→ Task to complete
Write out the part of the monitor-price text starting with "Earlier this month, I" and going on through "or high-definition performance.", word for word.

→ Exercise text
□ □ □
The plunging price of flat-panel monitors

Last week I mentioned the plunging price of USB flash drives. This week, while clearing some old papers, I discovered a really sharp indicator of how much monitor prices have dropped in recent years.

Back in April 2000, I bought a 15-inch TFT flat panel display with a native resolution of 1024×768. With tax and shipping, it cost $727.17 (that’s $880 in inflation-adjusted 2007 dollars.)

Earlier this month, I picked up a 24-inch LCD display with a resolution of 1920×1200 (1080p capable, DVI/HDCP input). It cost $377. On raw pixels alone, that’s nearly 6 times the display area for less than half the price. And we won’t even talk about the differences in color depth or high-definition performance.


12 thoughts on “The plunging price of flat-panel monitors

  1. Earlier this year, I picked up the Samsung SyncMaster 226BW — a 22″ widescreen item. $300, roughly, including shipping, at NewEgg. Supports HDCP and looks fantastically good. The highest resolution is 1680×1050, but at that price, I’m not gonna complain about losing a few pixels off the edges for HD playback!
□ □ □
→ Data to examine
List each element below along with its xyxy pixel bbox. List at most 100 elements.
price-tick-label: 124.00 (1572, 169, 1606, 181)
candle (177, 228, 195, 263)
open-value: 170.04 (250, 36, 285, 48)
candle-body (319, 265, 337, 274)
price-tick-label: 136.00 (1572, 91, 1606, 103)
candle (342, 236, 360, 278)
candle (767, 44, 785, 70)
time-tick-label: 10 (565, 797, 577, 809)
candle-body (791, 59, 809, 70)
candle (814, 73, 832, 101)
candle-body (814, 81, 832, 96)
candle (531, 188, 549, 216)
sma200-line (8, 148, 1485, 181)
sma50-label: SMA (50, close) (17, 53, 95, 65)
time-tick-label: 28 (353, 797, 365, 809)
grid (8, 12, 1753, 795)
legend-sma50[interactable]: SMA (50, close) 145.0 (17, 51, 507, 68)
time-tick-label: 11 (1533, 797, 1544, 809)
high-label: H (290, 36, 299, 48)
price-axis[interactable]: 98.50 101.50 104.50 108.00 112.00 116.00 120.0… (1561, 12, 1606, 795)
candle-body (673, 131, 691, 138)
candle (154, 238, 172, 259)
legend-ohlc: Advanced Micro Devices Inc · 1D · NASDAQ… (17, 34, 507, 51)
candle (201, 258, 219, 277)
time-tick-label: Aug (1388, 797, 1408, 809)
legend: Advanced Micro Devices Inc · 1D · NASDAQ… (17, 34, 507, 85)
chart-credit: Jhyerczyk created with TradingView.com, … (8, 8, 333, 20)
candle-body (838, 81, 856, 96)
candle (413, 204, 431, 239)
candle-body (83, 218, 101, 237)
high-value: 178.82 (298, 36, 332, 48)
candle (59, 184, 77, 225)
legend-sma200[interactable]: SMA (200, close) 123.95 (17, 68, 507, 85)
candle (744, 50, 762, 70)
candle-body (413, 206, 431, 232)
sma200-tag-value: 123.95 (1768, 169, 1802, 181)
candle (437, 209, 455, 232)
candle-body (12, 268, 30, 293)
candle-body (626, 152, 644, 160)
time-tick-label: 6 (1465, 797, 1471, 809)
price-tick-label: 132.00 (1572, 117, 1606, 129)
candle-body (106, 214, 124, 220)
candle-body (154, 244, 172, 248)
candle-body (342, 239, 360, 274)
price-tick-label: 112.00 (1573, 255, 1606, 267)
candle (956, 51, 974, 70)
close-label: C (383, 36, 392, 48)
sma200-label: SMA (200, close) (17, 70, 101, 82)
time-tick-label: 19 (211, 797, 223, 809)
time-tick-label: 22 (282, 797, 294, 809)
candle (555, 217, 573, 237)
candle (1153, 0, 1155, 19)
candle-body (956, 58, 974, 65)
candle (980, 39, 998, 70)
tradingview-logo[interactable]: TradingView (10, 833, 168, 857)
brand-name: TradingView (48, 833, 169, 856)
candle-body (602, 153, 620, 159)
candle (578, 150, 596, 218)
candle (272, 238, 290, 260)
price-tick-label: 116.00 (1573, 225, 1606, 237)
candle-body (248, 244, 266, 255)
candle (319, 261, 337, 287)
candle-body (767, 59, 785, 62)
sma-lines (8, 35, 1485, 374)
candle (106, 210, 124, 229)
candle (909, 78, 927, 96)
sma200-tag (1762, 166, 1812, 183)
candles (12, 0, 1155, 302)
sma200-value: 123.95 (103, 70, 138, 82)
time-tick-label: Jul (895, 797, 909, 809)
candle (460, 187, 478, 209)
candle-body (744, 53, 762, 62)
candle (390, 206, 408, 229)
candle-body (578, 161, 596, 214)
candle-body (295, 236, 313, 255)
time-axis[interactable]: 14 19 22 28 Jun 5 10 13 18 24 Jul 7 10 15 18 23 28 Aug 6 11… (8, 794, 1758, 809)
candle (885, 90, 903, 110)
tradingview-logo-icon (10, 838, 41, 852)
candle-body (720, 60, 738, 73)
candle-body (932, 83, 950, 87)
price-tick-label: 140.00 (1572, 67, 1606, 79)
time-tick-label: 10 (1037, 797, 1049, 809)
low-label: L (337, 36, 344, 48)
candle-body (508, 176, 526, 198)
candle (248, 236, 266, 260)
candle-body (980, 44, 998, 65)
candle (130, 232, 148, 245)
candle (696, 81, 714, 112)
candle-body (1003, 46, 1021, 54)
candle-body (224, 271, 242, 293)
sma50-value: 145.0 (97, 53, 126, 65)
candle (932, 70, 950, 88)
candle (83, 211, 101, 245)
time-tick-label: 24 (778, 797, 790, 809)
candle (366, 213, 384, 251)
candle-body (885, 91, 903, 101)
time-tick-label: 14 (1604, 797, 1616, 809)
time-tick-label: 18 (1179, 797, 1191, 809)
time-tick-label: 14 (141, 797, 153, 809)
□ □ □
→ Task result
Earlier this month, I picked up a 24-inch LCD display with a resolution of 1920×1200 (1080p capable, DVI/HDCP input). It cost $377. On raw pixels alone, that’s nearly 6 times the display area for less than half the price. And we won’t even talk about the differences in color depth or high-definition performance.